▶ [Liste des tâches]:
a - Dans la critique du film de Bi Gan, quel objet demeure la constante présente tout au long des segments ?
b - Restituez le passage de la critique du film de Bi Gan qui va de « Le prochain segment » à « profond et l'éveil. ».

▶ [Extrait choisi]:
* * *
"Chaque segment semble être un palimpseste du précédent. Le rêve se dissout progressivement, la capacité à rêver est de plus en plus limité jusqu'à disparaître quasiment totalement" tels étaient mes mots à la sortie de la salle. Bi Gan m'a donné envie de sortir de mon silence, et de me remettre à la critique.
C'est beau. Plusieurs niveaux d'écriture se répondent, le scénario, la mise en scène et le montage. Peut-être l'œuvre la plus complexe de son auteur, tout en étant à la fois sa plus accessible. Au départ et la fin, au milieu des/ du rêve/s, le cinéma, sa naissance et sa mémoire, jamais sa fin. La fin d'un rêve sans doute : celui du rêve par soi-même ; des images nous permettent de continuer de rêver. Finalement, les rêves sont le cinéma, et la vie se trouve dans sa plus pure abstraction.
L'homme-moteur nous montre, se projette en prenant conscience de ce qui existe déjà, d'œuvres qui nous ont marquées : des Lumières à Mizoguchi, en passant par l'expressionnisme allemand, tous seront là à la fin. La création et l'incarnation restent, mais faut-il encore que l'on s'en souvienne. Vous souvenez-vous autrefois, lorsque nous entretenions la pensée ? Plus les décennies passent et plus il est difficile de rêver.
Les premières images du moteur, ou du mot cœur, la possibilité de rêver. Après les déambulations de Shu Qi dans le couloir du cinéma, nous sommes dans une prison. Les barreaux ne nous empêchent pas de penser, ils nous permettent de trouver la solution de l'esprit. Même lorsque le cinéma évoque le rêve dans sa façon la plus littérale, autant dans sa colorimétrie bleuâtre, presque cyberpunk, que dans les mots des personnages semblant être ceux de penseurs, une question demeure : Quelle est cette mallette ? Elle est la constante, elle sera là tout au long des segments. Son contenu changera, mais le signe restera : VOYAGEONS !
Le prochain segment est porté sur la foi, on quitte le rêve dans tout ce qu'il a de plus hermétique, de plus incompréhensible, pour se retrouver avec un dormeur confronté à la religion. Après la violence et les discussions méta poétiques, la simplicité de deux discours, la communions de deux êtres, un jeune adulte et un moine. Un drame avec une dimension du rêve, incarné par des éléments fantastiques qui guettent les personnages. Nous sommes à la frontière de l'implosion, mais le calme prend le dessus sur les cris et la douleur... comme la nette impression d'être dans un gendaigeki de Mizoguchi Kenji. Vers la fin de ce segment, le dormeur se fait entendre, des ronflements grondent et perturbent même le récit rêvé. Il évoque l'entre-deux, à mi-chemin entre le sommeil profond et l'éveil.
* * *
▶ [Extraits du listing]:
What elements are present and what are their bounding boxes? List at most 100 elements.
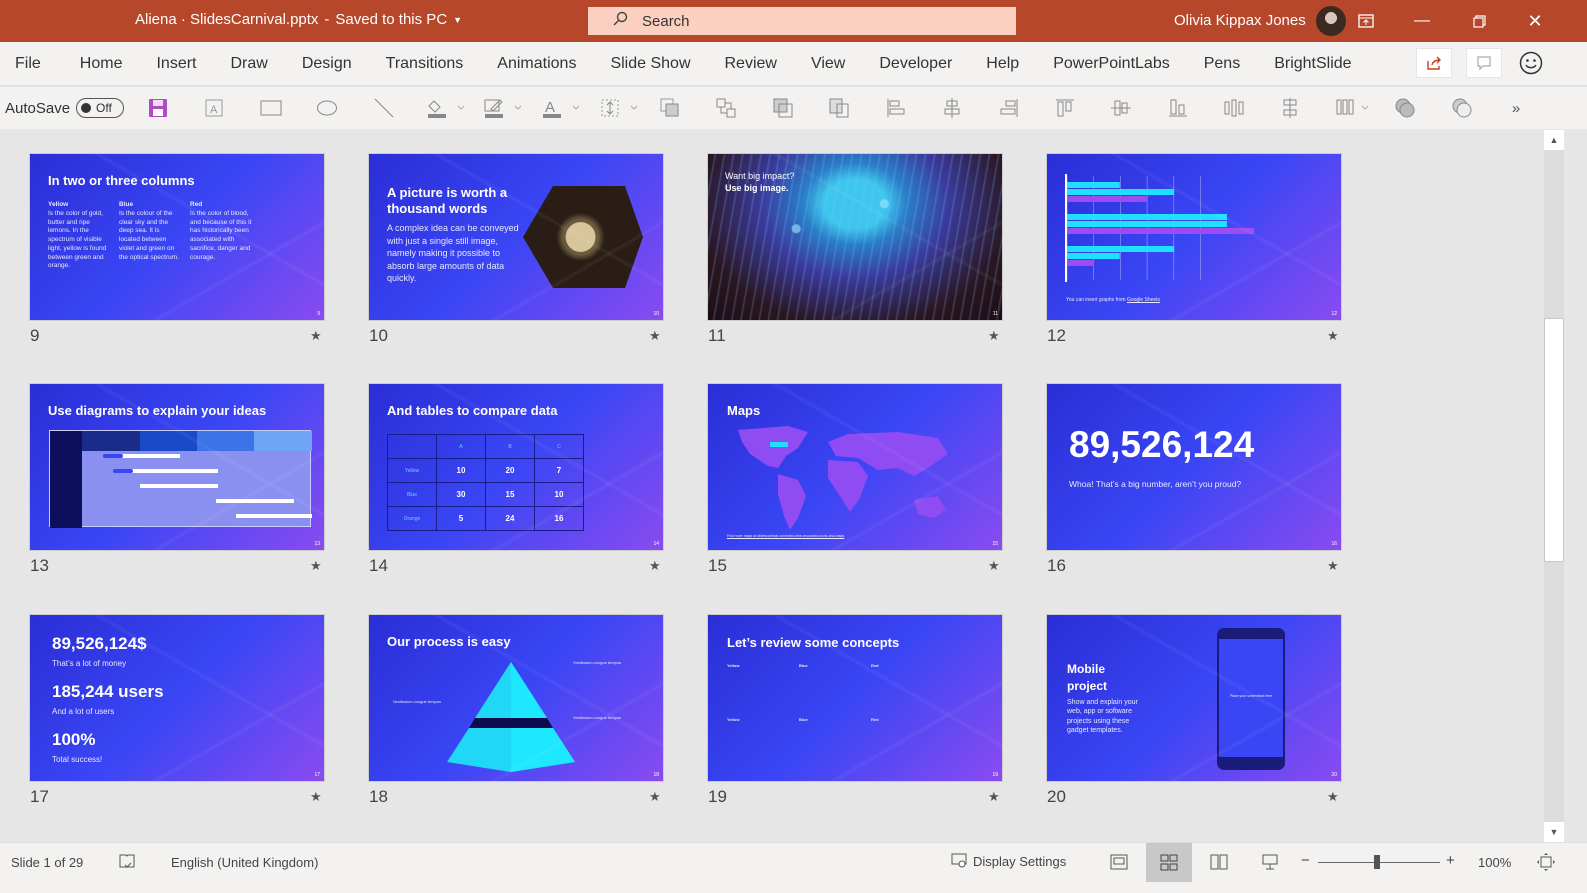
tab-view[interactable]: View [794,55,862,73]
distribute-vertically-button[interactable] [1278,96,1302,120]
shape-fill-button[interactable] [424,96,468,120]
tab-design[interactable]: Design [285,55,369,73]
group-button[interactable] [714,96,738,120]
scroll-up-button[interactable]: ▲ [1544,130,1564,150]
animation-star-icon[interactable]: ★ [310,328,322,344]
normal-view-button[interactable] [1110,853,1128,874]
language-indicator[interactable]: English (United Kingdom) [171,855,318,870]
search-box[interactable]: Search [588,7,1016,35]
animation-star-icon[interactable]: ★ [649,328,661,344]
tab-animations[interactable]: Animations [480,55,593,73]
animation-star-icon[interactable]: ★ [988,558,1000,574]
slide-thumbnail-14[interactable]: And tables to compare data ABC Yellow 10 2… [368,383,664,551]
slide-sorter-view-button[interactable] [1146,843,1192,883]
slide-thumbnail-17[interactable]: 89,526,124$ That’s a lot of money 185,24… [29,614,325,782]
align-right-button[interactable] [997,96,1021,120]
save-button[interactable] [146,96,170,120]
slide-thumbnail-9[interactable]: In two or three columns Yellow Is the col… [29,153,325,321]
autosave-toggle[interactable]: AutoSave Off [5,98,125,118]
vertical-scrollbar[interactable]: ▲ ▼ [1544,130,1564,842]
shape-outline-button[interactable] [481,96,525,120]
columns-button[interactable] [1333,96,1373,120]
tab-help[interactable]: Help [969,55,1036,73]
slide-thumbnail-18[interactable]: Our process is easy Vestibulum congue te… [368,614,664,782]
tab-slide-show[interactable]: Slide Show [593,55,707,73]
intersect-shapes-button[interactable] [1450,96,1474,120]
tab-brightslide[interactable]: BrightSlide [1257,55,1368,73]
bar [1067,246,1175,252]
animation-star-icon[interactable]: ★ [310,558,322,574]
align-right-icon [1000,99,1018,117]
ribbon-display-options-button[interactable] [1352,8,1380,34]
tab-developer[interactable]: Developer [862,55,969,73]
share-button[interactable] [1416,48,1452,78]
zoom-level[interactable]: 100% [1478,855,1511,870]
accessibility-checker-button[interactable] [118,853,136,874]
size-position-button[interactable] [597,96,641,120]
animation-star-icon[interactable]: ★ [1327,558,1339,574]
display-settings-button[interactable]: Display Settings [951,853,1066,869]
send-backward-button[interactable] [771,96,795,120]
animation-star-icon[interactable]: ★ [649,558,661,574]
close-button[interactable]: ✕ [1521,8,1549,34]
zoom-slider-thumb[interactable] [1374,855,1380,869]
tab-transitions[interactable]: Transitions [369,55,481,73]
animation-star-icon[interactable]: ★ [310,789,322,805]
svg-text:A: A [545,99,555,116]
minimize-button[interactable]: — [1408,8,1436,34]
slide-thumbnail-10[interactable]: A picture is worth a thousand words A co… [368,153,664,321]
slide-show-button[interactable] [1261,853,1279,874]
tab-powerpointlabs[interactable]: PowerPointLabs [1036,55,1187,73]
autosave-switch[interactable]: Off [76,98,125,118]
reading-view-button[interactable] [1210,853,1228,874]
slide-thumbnail-16[interactable]: 89,526,124 Whoa! That’s a big number, ar… [1046,383,1342,551]
slide-thumbnail-13[interactable]: Use diagrams to explain your ideas 13 [29,383,325,551]
zoom-out-button[interactable]: − [1301,852,1310,869]
text-box-button[interactable]: A [202,96,226,120]
comparison-table: ABC Yellow 10 20 7 Blue 30 15 10 Orange 5 24 16 [387,434,584,531]
slide-thumbnail-12[interactable]: You can insert graphs from Google Sheets… [1046,153,1342,321]
tab-pens[interactable]: Pens [1187,55,1257,73]
document-title[interactable]: Aliena · SlidesCarnival.pptx - Saved to … [135,11,462,28]
align-center-button[interactable] [940,96,964,120]
align-middle-button[interactable] [1109,96,1133,120]
tab-draw[interactable]: Draw [213,55,284,73]
align-bottom-button[interactable] [1166,96,1190,120]
merge-shapes-button[interactable] [1393,96,1417,120]
toolbar-overflow-button[interactable]: » [1504,96,1528,120]
slide-thumbnail-19[interactable]: Let’s review some concepts Yellow Blue R… [707,614,1003,782]
rectangle-button[interactable] [259,96,283,120]
slide-thumbnail-15[interactable]: Maps Find more maps at slidescarnival.co… [707,383,1003,551]
tab-review[interactable]: Review [708,55,794,73]
arrange-button[interactable] [827,96,851,120]
zoom-slider[interactable] [1318,855,1440,869]
tab-file[interactable]: File [0,55,63,73]
avatar[interactable] [1316,6,1346,36]
feedback-smiley-button[interactable] [1518,50,1544,81]
animation-star-icon[interactable]: ★ [1327,789,1339,805]
animation-star-icon[interactable]: ★ [1327,328,1339,344]
google-sheets-link[interactable]: Google Sheets [1127,297,1160,303]
search-icon [612,11,628,31]
align-top-button[interactable] [1053,96,1077,120]
user-name[interactable]: Olivia Kippax Jones [1174,12,1306,29]
slide-thumbnail-11[interactable]: Want big impact? Use big image. 11 [707,153,1003,321]
scroll-down-button[interactable]: ▼ [1544,822,1564,842]
line-button[interactable] [372,96,396,120]
comments-button[interactable] [1466,48,1502,78]
font-color-button[interactable]: A [539,96,583,120]
distribute-horizontally-button[interactable] [1222,96,1246,120]
zoom-in-button[interactable]: + [1446,852,1455,869]
fit-to-window-button[interactable] [1536,852,1556,875]
animation-star-icon[interactable]: ★ [988,789,1000,805]
slide-thumbnail-20[interactable]: Mobile project Show and explain your web… [1046,614,1342,782]
tab-home[interactable]: Home [63,55,140,73]
oval-button[interactable] [315,96,339,120]
scrollbar-thumb[interactable] [1544,318,1564,562]
animation-star-icon[interactable]: ★ [988,328,1000,344]
restore-button[interactable] [1465,8,1493,34]
tab-insert[interactable]: Insert [139,55,213,73]
animation-star-icon[interactable]: ★ [649,789,661,805]
align-left-button[interactable] [884,96,908,120]
bring-forward-button[interactable] [658,96,682,120]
* * *
▶ [Corrigé de l'exercice]:
a - Une mallette.

b -
Le prochain segment est porté sur la foi, on quitte le rêve dans tout ce qu'il a de plus hermétique, de plus incompréhensible, pour se retrouver avec un dormeur confronté à la religion. Après la violence et les discussions méta poétiques, la simplicité de deux discours, la communions de deux êtres, un jeune adulte et un moine. Un drame avec une dimension du rêve, incarné par des éléments fantastiques qui guettent les personnages. Nous sommes à la frontière de l'implosion, mais le calme prend le dessus sur les cris et la douleur... comme la nette impression d'être dans un gendaigeki de Mizoguchi Kenji. Vers la fin de ce segment, le dormeur se fait entendre, des ronflements grondent et perturbent même le récit rêvé. Il évoque l'entre-deux, à mi-chemin entre le sommeil profond et l'éveil.